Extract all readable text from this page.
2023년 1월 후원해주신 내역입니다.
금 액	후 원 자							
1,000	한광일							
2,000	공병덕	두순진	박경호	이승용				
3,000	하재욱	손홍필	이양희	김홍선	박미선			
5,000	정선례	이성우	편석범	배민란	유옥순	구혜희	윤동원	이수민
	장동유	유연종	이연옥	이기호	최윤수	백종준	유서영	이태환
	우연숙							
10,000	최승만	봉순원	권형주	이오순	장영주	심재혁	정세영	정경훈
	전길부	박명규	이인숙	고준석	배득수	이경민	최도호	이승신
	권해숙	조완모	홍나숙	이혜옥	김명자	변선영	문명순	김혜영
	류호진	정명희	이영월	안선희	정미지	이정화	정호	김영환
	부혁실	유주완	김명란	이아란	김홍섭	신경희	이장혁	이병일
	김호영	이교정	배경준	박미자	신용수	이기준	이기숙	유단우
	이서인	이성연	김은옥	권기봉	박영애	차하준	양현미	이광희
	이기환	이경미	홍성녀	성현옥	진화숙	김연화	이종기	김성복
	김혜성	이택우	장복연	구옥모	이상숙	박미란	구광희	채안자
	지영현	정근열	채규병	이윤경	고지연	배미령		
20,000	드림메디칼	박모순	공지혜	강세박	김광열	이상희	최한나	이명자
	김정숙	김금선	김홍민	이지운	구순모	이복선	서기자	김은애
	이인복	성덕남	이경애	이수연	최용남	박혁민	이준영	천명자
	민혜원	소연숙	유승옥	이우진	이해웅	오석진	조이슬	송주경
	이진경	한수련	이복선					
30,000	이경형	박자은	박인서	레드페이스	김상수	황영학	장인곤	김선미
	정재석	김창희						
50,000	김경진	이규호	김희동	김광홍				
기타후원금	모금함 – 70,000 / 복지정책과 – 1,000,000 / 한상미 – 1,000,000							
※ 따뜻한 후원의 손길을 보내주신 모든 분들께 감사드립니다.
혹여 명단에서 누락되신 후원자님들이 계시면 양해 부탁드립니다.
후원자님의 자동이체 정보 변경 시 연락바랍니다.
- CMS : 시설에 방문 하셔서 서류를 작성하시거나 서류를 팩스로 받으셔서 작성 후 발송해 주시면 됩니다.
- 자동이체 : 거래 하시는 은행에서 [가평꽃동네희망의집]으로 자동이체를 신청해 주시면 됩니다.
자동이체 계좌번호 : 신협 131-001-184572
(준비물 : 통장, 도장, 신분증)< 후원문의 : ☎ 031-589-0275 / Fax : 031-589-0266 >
# # #
Write the material out again word for word.

Extract all readable text from this page.
2023년 1월 후원해주신 내역입니다.
금 액	후 원 자							
1,000	한광일							
2,000	공병덕	두순진	박경호	이승용				
3,000	하재욱	손홍필	이양희	김홍선	박미선			
5,000	정선례	이성우	편석범	배민란	유옥순	구혜희	윤동원	이수민
	장동유	유연종	이연옥	이기호	최윤수	백종준	유서영	이태환
	우연숙							
10,000	최승만	봉순원	권형주	이오순	장영주	심재혁	정세영	정경훈
	전길부	박명규	이인숙	고준석	배득수	이경민	최도호	이승신
	권해숙	조완모	홍나숙	이혜옥	김명자	변선영	문명순	김혜영
	류호진	정명희	이영월	안선희	정미지	이정화	정호	김영환
	부혁실	유주완	김명란	이아란	김홍섭	신경희	이장혁	이병일
	김호영	이교정	배경준	박미자	신용수	이기준	이기숙	유단우
	이서인	이성연	김은옥	권기봉	박영애	차하준	양현미	이광희
	이기환	이경미	홍성녀	성현옥	진화숙	김연화	이종기	김성복
	김혜성	이택우	장복연	구옥모	이상숙	박미란	구광희	채안자
	지영현	정근열	채규병	이윤경	고지연	배미령		
20,000	드림메디칼	박모순	공지혜	강세박	김광열	이상희	최한나	이명자
	김정숙	김금선	김홍민	이지운	구순모	이복선	서기자	김은애
	이인복	성덕남	이경애	이수연	최용남	박혁민	이준영	천명자
	민혜원	소연숙	유승옥	이우진	이해웅	오석진	조이슬	송주경
	이진경	한수련	이복선					
30,000	이경형	박자은	박인서	레드페이스	김상수	황영학	장인곤	김선미
	정재석	김창희						
50,000	김경진	이규호	김희동	김광홍				
기타후원금	모금함 – 70,000 / 복지정책과 – 1,000,000 / 한상미 – 1,000,000							
※ 따뜻한 후원의 손길을 보내주신 모든 분들께 감사드립니다.
혹여 명단에서 누락되신 후원자님들이 계시면 양해 부탁드립니다.
후원자님의 자동이체 정보 변경 시 연락바랍니다.
- CMS : 시설에 방문 하셔서 서류를 작성하시거나 서류를 팩스로 받으셔서 작성 후 발송해 주시면 됩니다.
- 자동이체 : 거래 하시는 은행에서 [가평꽃동네희망의집]으로 자동이체를 신청해 주시면 됩니다.
자동이체 계좌번호 : 신협 131-001-184572
(준비물 : 통장, 도장, 신분증)< 후원문의 : ☎ 031-589-0275 / Fax : 031-589-0266 >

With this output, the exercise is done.